● Your task
Lines that contain the string "GOES" are to be copied; leave out all others.

● Data to use

<<<<

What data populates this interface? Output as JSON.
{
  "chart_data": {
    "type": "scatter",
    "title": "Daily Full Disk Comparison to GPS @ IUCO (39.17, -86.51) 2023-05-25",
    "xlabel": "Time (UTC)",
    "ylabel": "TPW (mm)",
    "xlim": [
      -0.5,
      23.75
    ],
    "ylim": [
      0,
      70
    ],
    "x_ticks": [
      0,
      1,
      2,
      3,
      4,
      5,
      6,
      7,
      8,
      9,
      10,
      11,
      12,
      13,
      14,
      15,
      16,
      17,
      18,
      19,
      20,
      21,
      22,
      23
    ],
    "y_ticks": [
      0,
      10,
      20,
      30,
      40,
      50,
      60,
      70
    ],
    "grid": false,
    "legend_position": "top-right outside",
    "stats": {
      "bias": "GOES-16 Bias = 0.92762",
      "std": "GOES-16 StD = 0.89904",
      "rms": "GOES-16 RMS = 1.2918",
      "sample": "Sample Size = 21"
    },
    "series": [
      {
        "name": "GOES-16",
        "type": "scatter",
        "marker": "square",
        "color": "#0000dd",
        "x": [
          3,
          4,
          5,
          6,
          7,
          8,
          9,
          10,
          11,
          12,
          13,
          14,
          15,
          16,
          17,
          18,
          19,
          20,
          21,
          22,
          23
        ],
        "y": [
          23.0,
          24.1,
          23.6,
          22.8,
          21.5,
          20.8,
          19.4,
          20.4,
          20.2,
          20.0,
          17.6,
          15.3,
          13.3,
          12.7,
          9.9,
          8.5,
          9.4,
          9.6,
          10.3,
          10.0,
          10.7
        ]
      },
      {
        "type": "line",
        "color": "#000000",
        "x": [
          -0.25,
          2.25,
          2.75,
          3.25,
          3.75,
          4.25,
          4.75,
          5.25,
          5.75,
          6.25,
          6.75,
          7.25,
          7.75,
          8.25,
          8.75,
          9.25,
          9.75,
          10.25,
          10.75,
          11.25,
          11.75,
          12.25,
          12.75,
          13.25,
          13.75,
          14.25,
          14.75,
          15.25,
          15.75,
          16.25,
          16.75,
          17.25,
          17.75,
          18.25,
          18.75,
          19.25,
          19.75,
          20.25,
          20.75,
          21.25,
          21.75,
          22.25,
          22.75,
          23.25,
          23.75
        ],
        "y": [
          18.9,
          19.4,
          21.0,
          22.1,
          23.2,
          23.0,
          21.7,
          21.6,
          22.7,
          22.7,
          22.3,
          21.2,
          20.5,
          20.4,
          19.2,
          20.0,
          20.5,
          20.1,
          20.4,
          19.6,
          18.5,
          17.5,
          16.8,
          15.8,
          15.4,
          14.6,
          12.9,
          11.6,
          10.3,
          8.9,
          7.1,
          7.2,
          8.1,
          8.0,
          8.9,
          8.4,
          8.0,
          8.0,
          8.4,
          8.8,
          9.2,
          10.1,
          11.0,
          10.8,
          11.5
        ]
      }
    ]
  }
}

>>>>

● Written answer
      "bias": "GOES-16 Bias = 0.92762",
      "std": "GOES-16 StD = 0.89904",
      "rms": "GOES-16 RMS = 1.2918",
        "name": "GOES-16",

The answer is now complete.